• [GOAL OF THE EXERCISE] Count each line below that has "false" anywhere in it. Answer with the total alone.

• [GIVEN RECORDS]
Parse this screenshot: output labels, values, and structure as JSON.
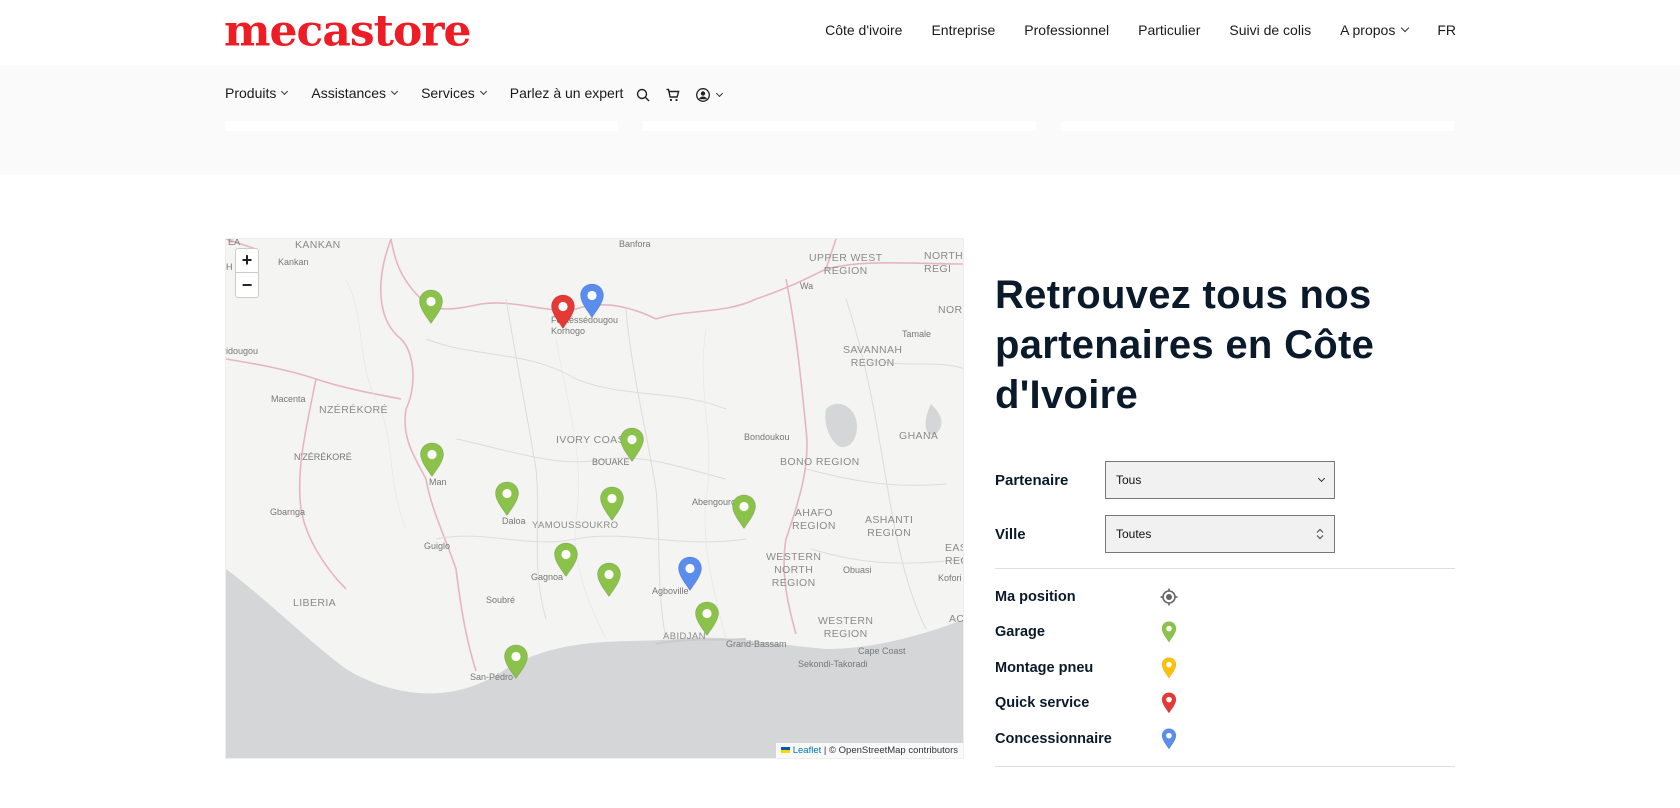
{
  "brand": {
    "logo_text": "mecastore",
    "logo_color": "#ee1c25"
  },
  "top_nav": {
    "items": [
      {
        "label": "Côte d'ivoire"
      },
      {
        "label": "Entreprise"
      },
      {
        "label": "Professionnel"
      },
      {
        "label": "Particulier"
      },
      {
        "label": "Suivi de colis"
      },
      {
        "label": "A propos"
      },
      {
        "label": "FR"
      }
    ]
  },
  "sub_nav": {
    "items": [
      {
        "label": "Produits"
      },
      {
        "label": "Assistances"
      },
      {
        "label": "Services"
      },
      {
        "label": "Parlez à un expert"
      }
    ],
    "icons": [
      "search-icon",
      "cart-icon",
      "user-account-icon"
    ]
  },
  "map": {
    "zoom_in": "+",
    "zoom_out": "−",
    "attribution_leaflet": "Leaflet",
    "attribution_rest": "| © OpenStreetMap contributors",
    "labels": {
      "kankan_region": "KANKAN",
      "kankan_city": "Kankan",
      "banfora": "Banfora",
      "upper_west": "UPPER WEST\nREGION",
      "north_region": "NORTH\nREGI",
      "wa": "Wa",
      "ferkessedougou": "Ferkéssédougou",
      "korhogo": "Korhogo",
      "odienne": "idougou",
      "tamale": "Tamale",
      "nort": "NOR",
      "savannah": "SAVANNAH\nREGION",
      "macenta": "Macenta",
      "nzerekore_region": "NZÉRÉKORÉ",
      "nzerekore_city": "N'ZÉRÉKORÉ",
      "ivory_coast": "IVORY COAST",
      "bouake": "BOUAKE",
      "bondoukou": "Bondoukou",
      "ghana": "GHANA",
      "bono": "BONO REGION",
      "man": "Man",
      "gbarnga": "Gbarnga",
      "daloa": "Daloa",
      "yamoussoukro": "YAMOUSSOUKRO",
      "abengourou": "Abengourou",
      "ahafo": "AHAFO\nREGION",
      "ashanti": "ASHANTI\nREGION",
      "guiglo": "Guiglo",
      "gagnoa": "Gagnoa",
      "agboville": "Agboville",
      "western_north": "WESTERN\nNORTH\nREGION",
      "obuasi": "Obuasi",
      "eas": "EAS\nREG",
      "koforidua": "Kofori",
      "liberia": "LIBERIA",
      "soubre": "Soubré",
      "abidjan": "ABIDJAN",
      "grand_bassam": "Grand-Bassam",
      "western_region": "WESTERN\nREGION",
      "acc": "ACC",
      "cape_coast": "Cape Coast",
      "sekondi": "Sekondi-Takoradi",
      "san_pedro": "San-Pédro",
      "ea": "EA",
      "h": "H"
    },
    "markers": [
      {
        "type": "garage",
        "name": "marker-odienne"
      },
      {
        "type": "quick",
        "name": "marker-korhogo"
      },
      {
        "type": "dealer",
        "name": "marker-ferkessedougou"
      },
      {
        "type": "garage",
        "name": "marker-bouake"
      },
      {
        "type": "garage",
        "name": "marker-man"
      },
      {
        "type": "garage",
        "name": "marker-daloa"
      },
      {
        "type": "garage",
        "name": "marker-yamoussoukro"
      },
      {
        "type": "garage",
        "name": "marker-abengourou"
      },
      {
        "type": "garage",
        "name": "marker-gagnoa"
      },
      {
        "type": "garage",
        "name": "marker-divo"
      },
      {
        "type": "dealer",
        "name": "marker-agboville"
      },
      {
        "type": "garage",
        "name": "marker-abidjan"
      },
      {
        "type": "garage",
        "name": "marker-san-pedro"
      }
    ]
  },
  "panel": {
    "title": "Retrouvez tous nos partenaires en Côte d'Ivoire",
    "filters": [
      {
        "label": "Partenaire",
        "value": "Tous"
      },
      {
        "label": "Ville",
        "value": "Toutes"
      }
    ],
    "legend": [
      {
        "label": "Ma position",
        "icon": "target-icon",
        "color": "#666666"
      },
      {
        "label": "Garage",
        "icon": "garage-pin-icon",
        "color": "#8bc34a"
      },
      {
        "label": "Montage pneu",
        "icon": "tire-pin-icon",
        "color": "#ffc107"
      },
      {
        "label": "Quick service",
        "icon": "quick-service-pin-icon",
        "color": "#e53935"
      },
      {
        "label": "Concessionnaire",
        "icon": "dealer-pin-icon",
        "color": "#5b8def"
      }
    ]
  },
  "colors": {
    "garage": "#8bc34a",
    "quick": "#e53935",
    "dealer": "#5b8def",
    "tire": "#ffc107"
  }
}
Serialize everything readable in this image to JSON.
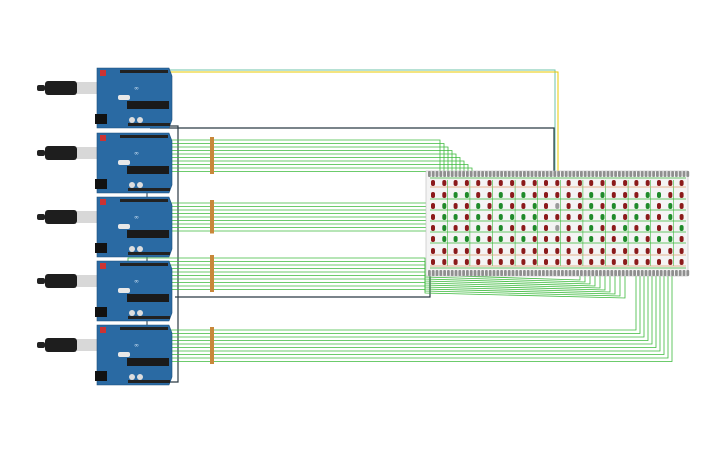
{
  "colors": {
    "board": "#2a6aa3",
    "wire_green": "#3dba3d",
    "wire_dark": "#2b3a44",
    "wire_yellow": "#e8c800",
    "wire_teal": "#6ec3a8",
    "led_red": "#8b1a1a",
    "led_green": "#1f8a2a",
    "led_off": "#9a9a9a",
    "breadboard_pin": "#8f8f8f"
  },
  "arduino_count": 5,
  "led_matrix": {
    "rows": [
      "rrrrrrrrrrrrrrrrrrrrrrr",
      "rrggrrgrgrrrrrggrrrggrr",
      "rgrrgrgrrgrxrrgrgrggrgr",
      "rggrgrggggrrrrgggrgrrgr",
      "rgrrgrgrrgrxrrgrrgrgrrg",
      "rggggrgrgrrrrggrrggrggr",
      "rrrrrrrrrrrrrrrrrrrrrrr",
      "rrrrrrrrrrrrrrrrrrrrrrr"
    ]
  }
}
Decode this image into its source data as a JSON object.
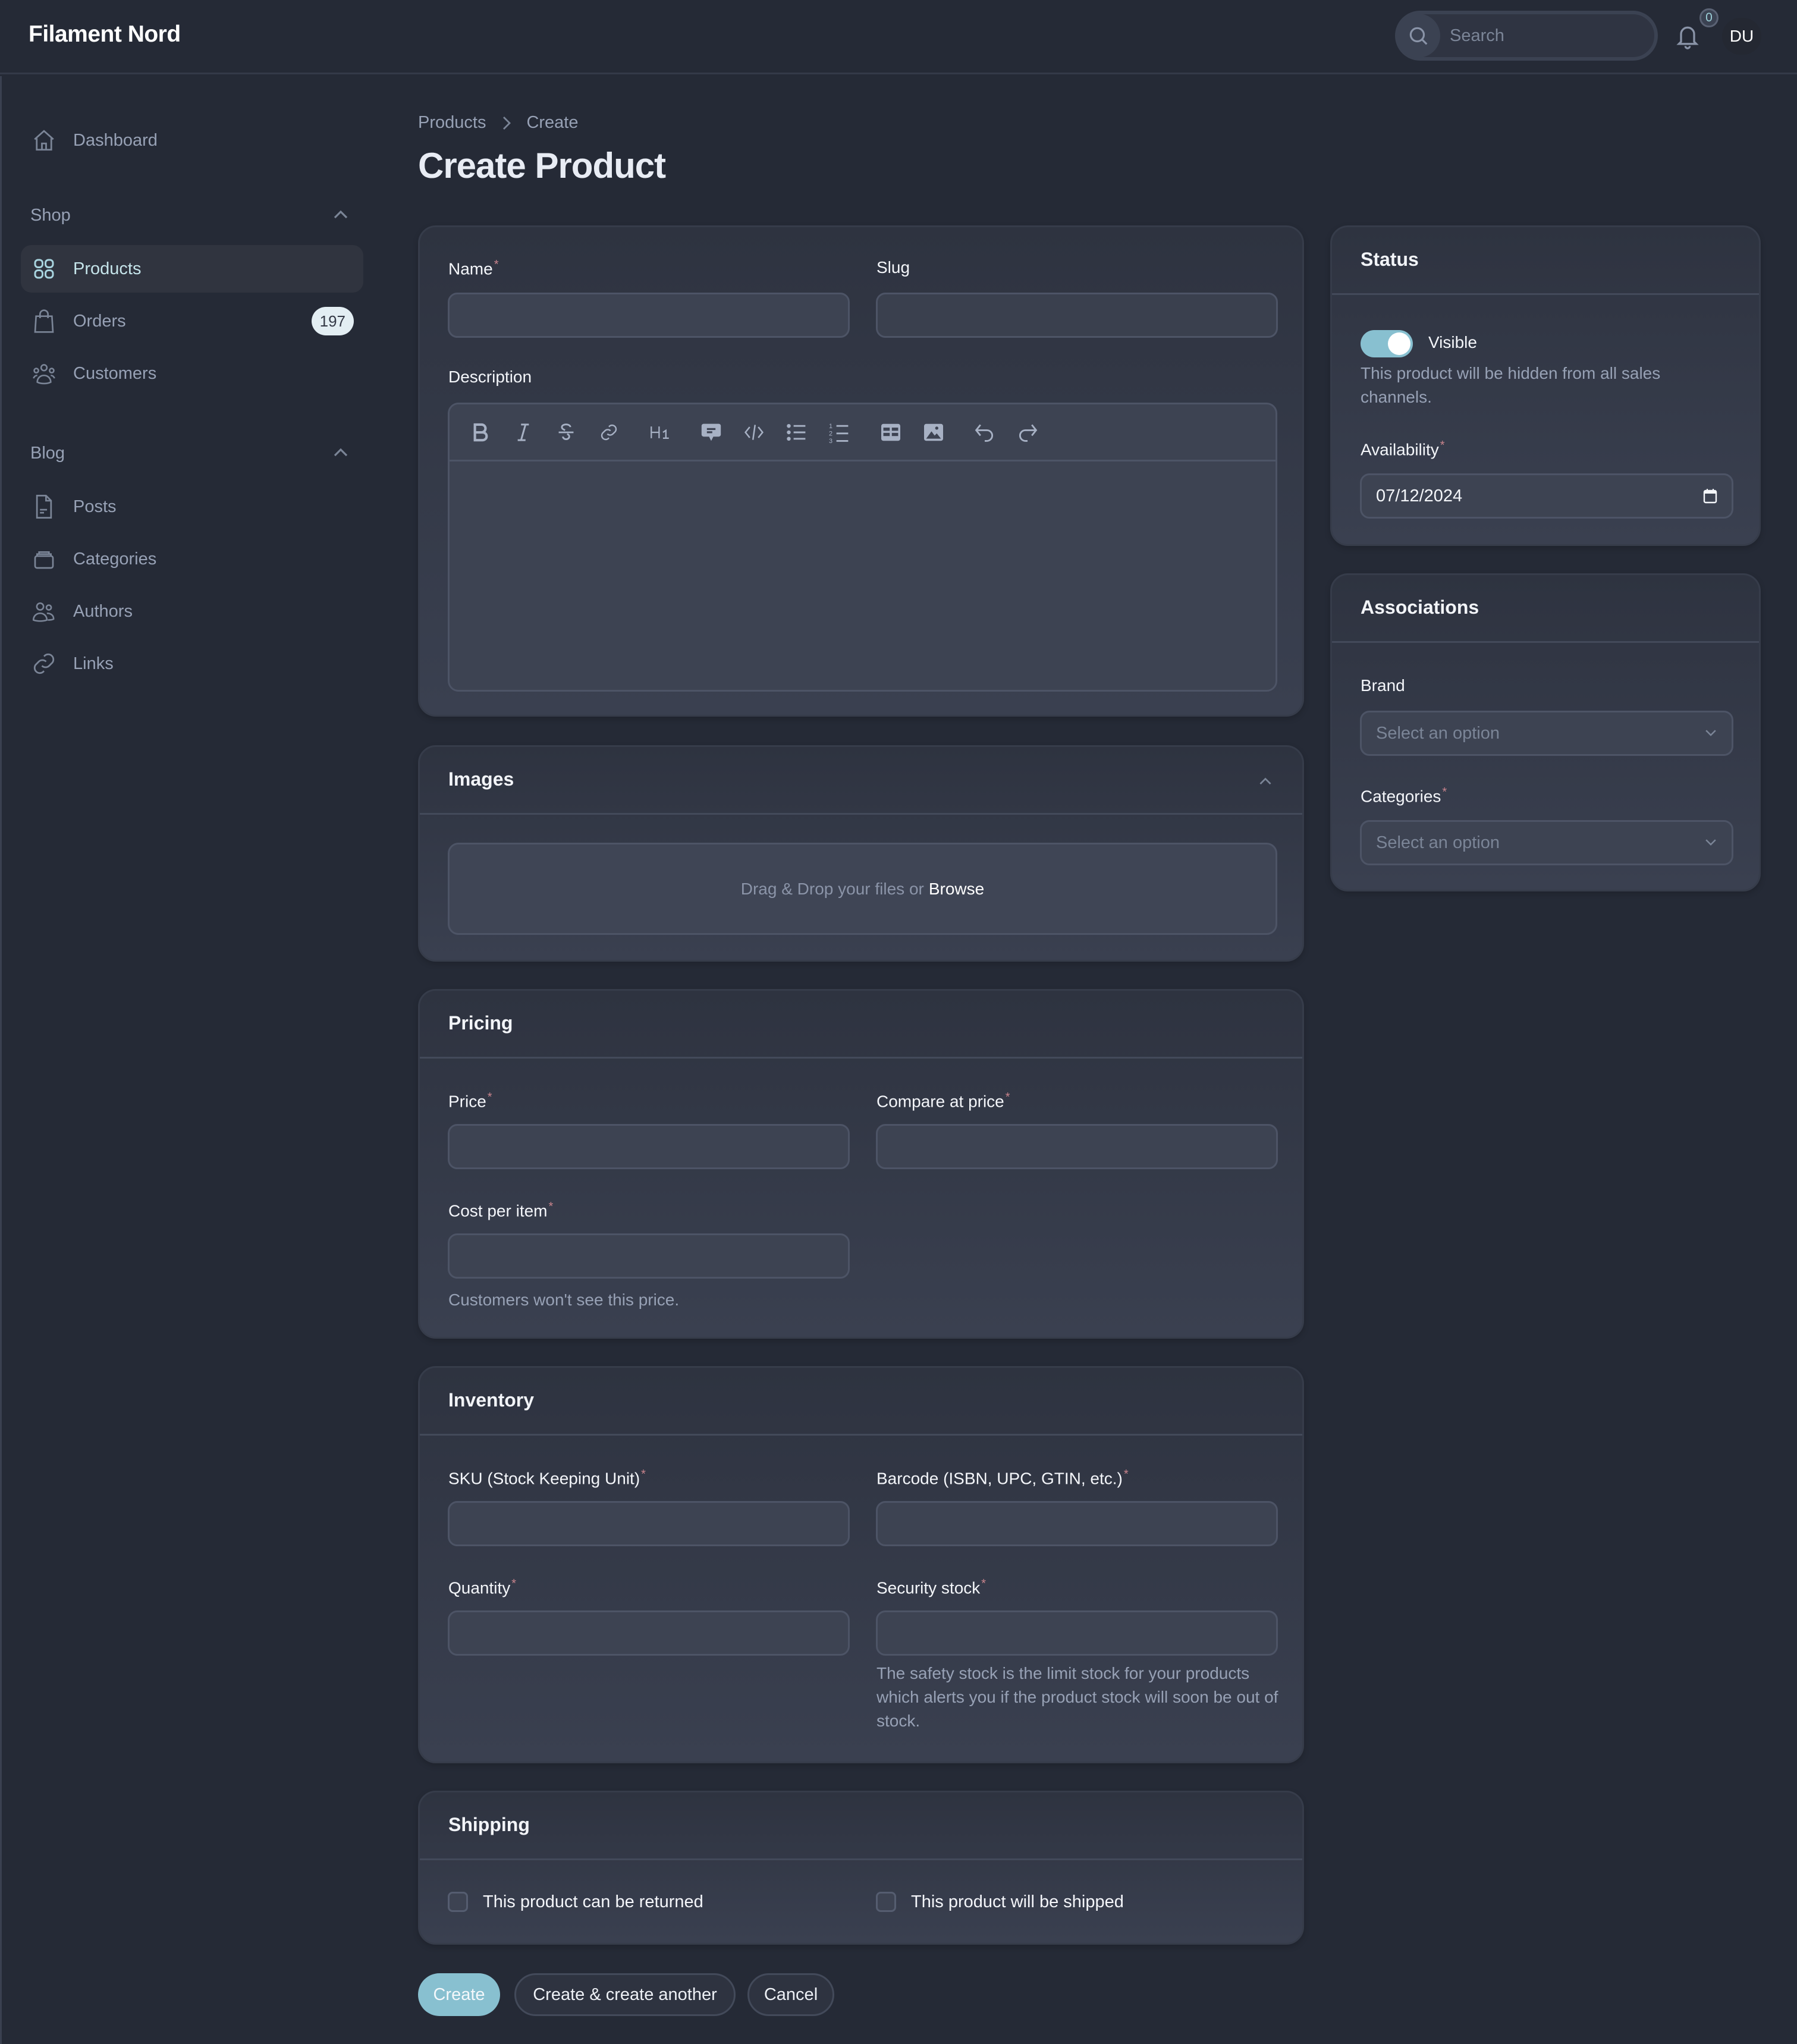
{
  "app": {
    "title": "Filament Nord",
    "search_placeholder": "Search",
    "notifications_count": "0",
    "user_initials": "DU"
  },
  "sidebar": {
    "dashboard": {
      "label": "Dashboard",
      "icon": "home-icon"
    },
    "groups": [
      {
        "label": "Shop",
        "collapsed": false,
        "items": [
          {
            "label": "Products",
            "icon": "squares-icon",
            "active": true
          },
          {
            "label": "Orders",
            "icon": "shopping-bag-icon",
            "badge": "197"
          },
          {
            "label": "Customers",
            "icon": "user-group-icon"
          }
        ]
      },
      {
        "label": "Blog",
        "collapsed": false,
        "items": [
          {
            "label": "Posts",
            "icon": "document-text-icon"
          },
          {
            "label": "Categories",
            "icon": "rectangle-stack-icon"
          },
          {
            "label": "Authors",
            "icon": "users-icon"
          },
          {
            "label": "Links",
            "icon": "link-icon"
          }
        ]
      }
    ]
  },
  "breadcrumb": [
    "Products",
    "Create"
  ],
  "page_title": "Create Product",
  "form": {
    "general": {
      "name_label": "Name",
      "name_value": "",
      "slug_label": "Slug",
      "slug_value": "",
      "description_label": "Description",
      "description_value": "",
      "toolbar": [
        "bold",
        "italic",
        "strike",
        "link",
        "heading-1",
        "blockquote",
        "code-block",
        "bullet-list",
        "ordered-list",
        "table",
        "image",
        "undo",
        "redo"
      ]
    },
    "images": {
      "title": "Images",
      "dropzone_text": "Drag & Drop your files or",
      "browse_label": "Browse"
    },
    "pricing": {
      "title": "Pricing",
      "price_label": "Price",
      "compare_label": "Compare at price",
      "cost_label": "Cost per item",
      "cost_hint": "Customers won't see this price."
    },
    "inventory": {
      "title": "Inventory",
      "sku_label": "SKU (Stock Keeping Unit)",
      "barcode_label": "Barcode (ISBN, UPC, GTIN, etc.)",
      "quantity_label": "Quantity",
      "security_label": "Security stock",
      "security_hint": "The safety stock is the limit stock for your products which alerts you if the product stock will soon be out of stock."
    },
    "shipping": {
      "title": "Shipping",
      "returnable_label": "This product can be returned",
      "returnable_checked": false,
      "shipped_label": "This product will be shipped",
      "shipped_checked": false
    },
    "status": {
      "title": "Status",
      "visible_label": "Visible",
      "visible_on": true,
      "visible_hint": "This product will be hidden from all sales channels.",
      "availability_label": "Availability",
      "availability_value": "07/12/2024"
    },
    "associations": {
      "title": "Associations",
      "brand_label": "Brand",
      "brand_placeholder": "Select an option",
      "categories_label": "Categories",
      "categories_placeholder": "Select an option"
    },
    "actions": {
      "create": "Create",
      "create_another": "Create & create another",
      "cancel": "Cancel"
    }
  },
  "colors": {
    "background": "#252a36",
    "accent": "#88c0d0",
    "panel": "#343a48",
    "required": "#c9848c"
  }
}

• [SOLUTION FOR THIS TASK] 4